The request ->
Leave out any picture and return the remaining listing below exactly as given.

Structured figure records
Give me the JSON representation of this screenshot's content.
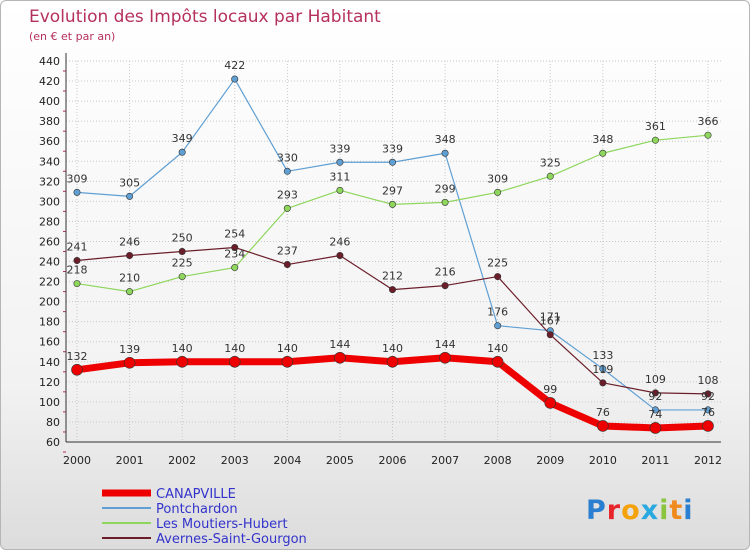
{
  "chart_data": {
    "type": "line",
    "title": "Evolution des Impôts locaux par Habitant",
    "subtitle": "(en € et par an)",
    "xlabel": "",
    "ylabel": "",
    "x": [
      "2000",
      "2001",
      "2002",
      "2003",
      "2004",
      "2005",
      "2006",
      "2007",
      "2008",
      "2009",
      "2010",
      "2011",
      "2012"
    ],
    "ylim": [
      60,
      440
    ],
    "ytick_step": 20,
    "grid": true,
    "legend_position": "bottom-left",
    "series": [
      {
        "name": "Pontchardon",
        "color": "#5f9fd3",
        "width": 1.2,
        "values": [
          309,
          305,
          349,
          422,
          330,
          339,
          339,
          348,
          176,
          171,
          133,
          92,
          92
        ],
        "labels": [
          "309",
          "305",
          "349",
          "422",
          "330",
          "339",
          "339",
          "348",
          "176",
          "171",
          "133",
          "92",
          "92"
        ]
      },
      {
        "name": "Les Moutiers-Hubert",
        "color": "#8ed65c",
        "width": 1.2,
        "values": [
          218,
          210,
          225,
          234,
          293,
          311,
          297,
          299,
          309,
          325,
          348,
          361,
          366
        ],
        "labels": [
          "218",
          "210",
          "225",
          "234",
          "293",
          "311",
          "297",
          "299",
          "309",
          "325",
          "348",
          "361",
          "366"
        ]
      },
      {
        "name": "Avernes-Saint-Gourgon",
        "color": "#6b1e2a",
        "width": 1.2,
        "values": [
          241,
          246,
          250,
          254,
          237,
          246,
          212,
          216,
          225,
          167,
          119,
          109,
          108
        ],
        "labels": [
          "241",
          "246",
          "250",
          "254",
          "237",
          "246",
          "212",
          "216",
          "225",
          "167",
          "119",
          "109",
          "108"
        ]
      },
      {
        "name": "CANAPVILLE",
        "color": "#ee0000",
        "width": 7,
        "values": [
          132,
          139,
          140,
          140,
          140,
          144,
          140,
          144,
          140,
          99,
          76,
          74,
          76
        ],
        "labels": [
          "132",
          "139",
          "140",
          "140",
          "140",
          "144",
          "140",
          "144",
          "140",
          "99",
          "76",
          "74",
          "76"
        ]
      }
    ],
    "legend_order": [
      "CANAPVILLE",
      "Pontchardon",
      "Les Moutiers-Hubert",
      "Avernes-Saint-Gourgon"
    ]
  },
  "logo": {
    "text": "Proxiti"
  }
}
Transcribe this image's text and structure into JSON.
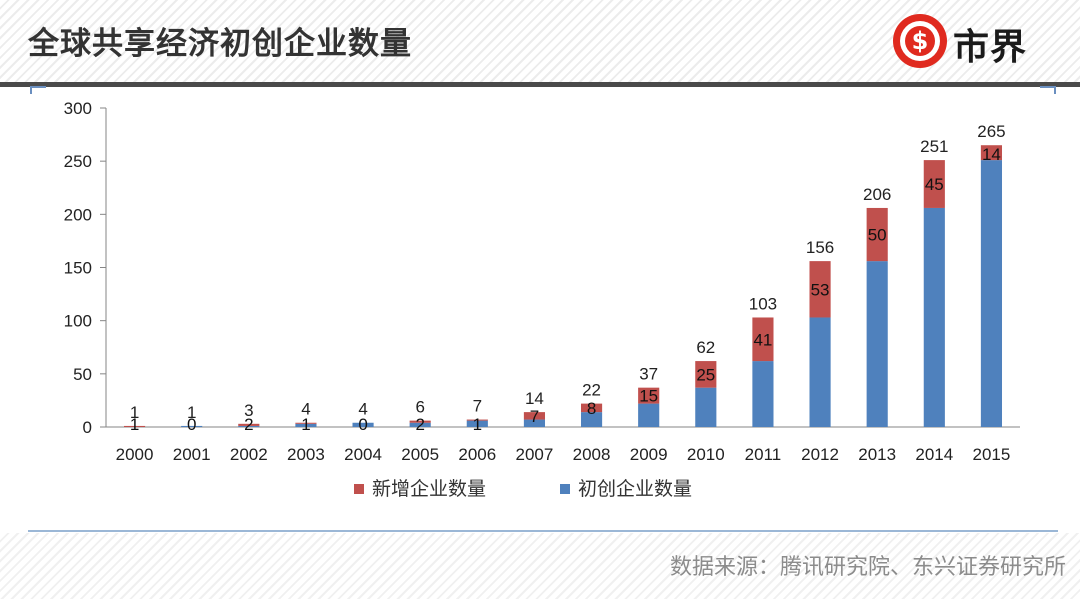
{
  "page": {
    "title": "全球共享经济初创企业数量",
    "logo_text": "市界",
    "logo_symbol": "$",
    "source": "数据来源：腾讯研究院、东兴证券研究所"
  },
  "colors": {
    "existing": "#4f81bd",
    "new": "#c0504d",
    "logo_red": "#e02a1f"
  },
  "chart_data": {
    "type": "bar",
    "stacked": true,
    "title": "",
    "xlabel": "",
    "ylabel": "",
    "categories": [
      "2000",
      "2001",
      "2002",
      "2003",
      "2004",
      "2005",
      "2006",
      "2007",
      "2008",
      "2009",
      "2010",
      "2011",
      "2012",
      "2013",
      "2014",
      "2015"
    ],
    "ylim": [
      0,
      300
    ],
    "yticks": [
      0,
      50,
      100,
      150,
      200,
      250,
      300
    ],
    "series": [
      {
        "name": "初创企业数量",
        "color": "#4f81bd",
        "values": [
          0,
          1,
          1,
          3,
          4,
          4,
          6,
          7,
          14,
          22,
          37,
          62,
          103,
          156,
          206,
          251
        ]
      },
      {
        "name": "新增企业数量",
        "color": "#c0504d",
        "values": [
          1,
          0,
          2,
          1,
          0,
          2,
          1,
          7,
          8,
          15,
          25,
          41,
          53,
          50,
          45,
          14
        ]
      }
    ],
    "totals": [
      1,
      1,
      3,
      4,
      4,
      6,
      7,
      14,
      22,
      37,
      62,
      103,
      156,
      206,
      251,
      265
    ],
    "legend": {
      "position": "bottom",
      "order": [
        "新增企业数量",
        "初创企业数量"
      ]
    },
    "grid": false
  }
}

Response for this exercise ->
Give me the JSON representation of this screenshot's content.
{
  "chart_data": {
    "type": "line",
    "title": "Evolution des Impôts locaux par Habitant",
    "subtitle": "(en € et par an)",
    "xlabel": "",
    "ylabel": "",
    "x": [
      "2000",
      "2001",
      "2002",
      "2003",
      "2004",
      "2005",
      "2006",
      "2007",
      "2008",
      "2009",
      "2010",
      "2011",
      "2012"
    ],
    "ylim": [
      60,
      440
    ],
    "ytick_step": 20,
    "grid": true,
    "legend_position": "bottom-left",
    "series": [
      {
        "name": "Pontchardon",
        "color": "#5f9fd3",
        "width": 1.2,
        "values": [
          309,
          305,
          349,
          422,
          330,
          339,
          339,
          348,
          176,
          171,
          133,
          92,
          92
        ],
        "labels": [
          "309",
          "305",
          "349",
          "422",
          "330",
          "339",
          "339",
          "348",
          "176",
          "171",
          "133",
          "92",
          "92"
        ]
      },
      {
        "name": "Les Moutiers-Hubert",
        "color": "#8ed65c",
        "width": 1.2,
        "values": [
          218,
          210,
          225,
          234,
          293,
          311,
          297,
          299,
          309,
          325,
          348,
          361,
          366
        ],
        "labels": [
          "218",
          "210",
          "225",
          "234",
          "293",
          "311",
          "297",
          "299",
          "309",
          "325",
          "348",
          "361",
          "366"
        ]
      },
      {
        "name": "Avernes-Saint-Gourgon",
        "color": "#6b1e2a",
        "width": 1.2,
        "values": [
          241,
          246,
          250,
          254,
          237,
          246,
          212,
          216,
          225,
          167,
          119,
          109,
          108
        ],
        "labels": [
          "241",
          "246",
          "250",
          "254",
          "237",
          "246",
          "212",
          "216",
          "225",
          "167",
          "119",
          "109",
          "108"
        ]
      },
      {
        "name": "CANAPVILLE",
        "color": "#ee0000",
        "width": 7,
        "values": [
          132,
          139,
          140,
          140,
          140,
          144,
          140,
          144,
          140,
          99,
          76,
          74,
          76
        ],
        "labels": [
          "132",
          "139",
          "140",
          "140",
          "140",
          "144",
          "140",
          "144",
          "140",
          "99",
          "76",
          "74",
          "76"
        ]
      }
    ],
    "legend_order": [
      "CANAPVILLE",
      "Pontchardon",
      "Les Moutiers-Hubert",
      "Avernes-Saint-Gourgon"
    ]
  },
  "logo": {
    "text": "Proxiti"
  }
}
Transcribe this image's text and structure into JSON.
{
  "page": {
    "title": "全球共享经济初创企业数量",
    "logo_text": "市界",
    "logo_symbol": "$",
    "source": "数据来源：腾讯研究院、东兴证券研究所"
  },
  "colors": {
    "existing": "#4f81bd",
    "new": "#c0504d",
    "logo_red": "#e02a1f"
  },
  "chart_data": {
    "type": "bar",
    "stacked": true,
    "title": "",
    "xlabel": "",
    "ylabel": "",
    "categories": [
      "2000",
      "2001",
      "2002",
      "2003",
      "2004",
      "2005",
      "2006",
      "2007",
      "2008",
      "2009",
      "2010",
      "2011",
      "2012",
      "2013",
      "2014",
      "2015"
    ],
    "ylim": [
      0,
      300
    ],
    "yticks": [
      0,
      50,
      100,
      150,
      200,
      250,
      300
    ],
    "series": [
      {
        "name": "初创企业数量",
        "color": "#4f81bd",
        "values": [
          0,
          1,
          1,
          3,
          4,
          4,
          6,
          7,
          14,
          22,
          37,
          62,
          103,
          156,
          206,
          251
        ]
      },
      {
        "name": "新增企业数量",
        "color": "#c0504d",
        "values": [
          1,
          0,
          2,
          1,
          0,
          2,
          1,
          7,
          8,
          15,
          25,
          41,
          53,
          50,
          45,
          14
        ]
      }
    ],
    "totals": [
      1,
      1,
      3,
      4,
      4,
      6,
      7,
      14,
      22,
      37,
      62,
      103,
      156,
      206,
      251,
      265
    ],
    "legend": {
      "position": "bottom",
      "order": [
        "新增企业数量",
        "初创企业数量"
      ]
    },
    "grid": false
  }
}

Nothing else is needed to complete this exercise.